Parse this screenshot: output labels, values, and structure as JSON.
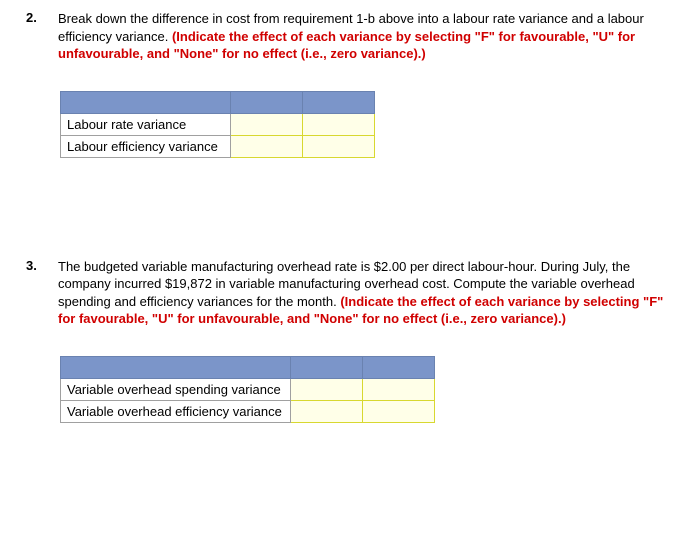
{
  "q2": {
    "number": "2.",
    "text_black": "Break down the difference in cost from requirement 1-b above into a labour rate variance and a labour efficiency variance. ",
    "text_red": "(Indicate the effect of each variance by selecting \"F\" for favourable, \"U\" for unfavourable, and \"None\" for no effect (i.e., zero variance).)",
    "table": {
      "rows": [
        {
          "label": "Labour rate variance",
          "val1": "",
          "val2": ""
        },
        {
          "label": "Labour efficiency variance",
          "val1": "",
          "val2": ""
        }
      ]
    }
  },
  "q3": {
    "number": "3.",
    "text_black": "The budgeted variable manufacturing overhead rate is $2.00 per direct labour-hour. During July, the company incurred $19,872 in variable manufacturing overhead cost. Compute the variable overhead spending and efficiency variances for the month. ",
    "text_red": "(Indicate the effect of each variance by selecting \"F\" for favourable, \"U\" for unfavourable, and \"None\" for no effect (i.e., zero variance).)",
    "table": {
      "rows": [
        {
          "label": "Variable overhead spending variance",
          "val1": "",
          "val2": ""
        },
        {
          "label": "Variable overhead efficiency variance",
          "val1": "",
          "val2": ""
        }
      ]
    }
  }
}
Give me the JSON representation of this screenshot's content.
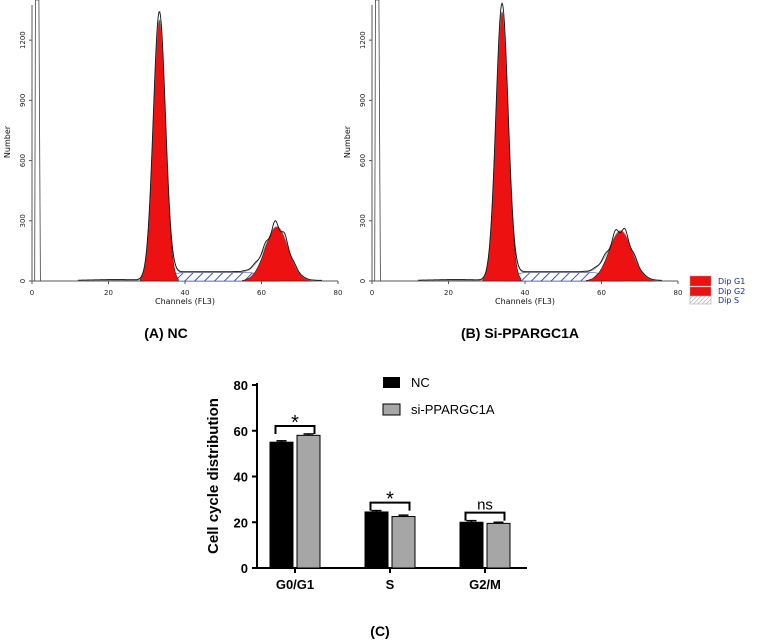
* * * * * * * * *
▸ Your goal:
Pictures are excluded; copy all other data exactly as shown.

▸ Exercise result:
Parse this screenshot: output labels, values, and structure as JSON.
{
  "q2": {
    "number": "2.",
    "text_black": "Break down the difference in cost from requirement 1-b above into a labour rate variance and a labour efficiency variance. ",
    "text_red": "(Indicate the effect of each variance by selecting \"F\" for favourable, \"U\" for unfavourable, and \"None\" for no effect (i.e., zero variance).)",
    "table": {
      "rows": [
        {
          "label": "Labour rate variance",
          "val1": "",
          "val2": ""
        },
        {
          "label": "Labour efficiency variance",
          "val1": "",
          "val2": ""
        }
      ]
    }
  },
  "q3": {
    "number": "3.",
    "text_black": "The budgeted variable manufacturing overhead rate is $2.00 per direct labour-hour. During July, the company incurred $19,872 in variable manufacturing overhead cost. Compute the variable overhead spending and efficiency variances for the month. ",
    "text_red": "(Indicate the effect of each variance by selecting \"F\" for favourable, \"U\" for unfavourable, and \"None\" for no effect (i.e., zero variance).)",
    "table": {
      "rows": [
        {
          "label": "Variable overhead spending variance",
          "val1": "",
          "val2": ""
        },
        {
          "label": "Variable overhead efficiency variance",
          "val1": "",
          "val2": ""
        }
      ]
    }
  }
}
Give me the JSON representation of this screenshot's content.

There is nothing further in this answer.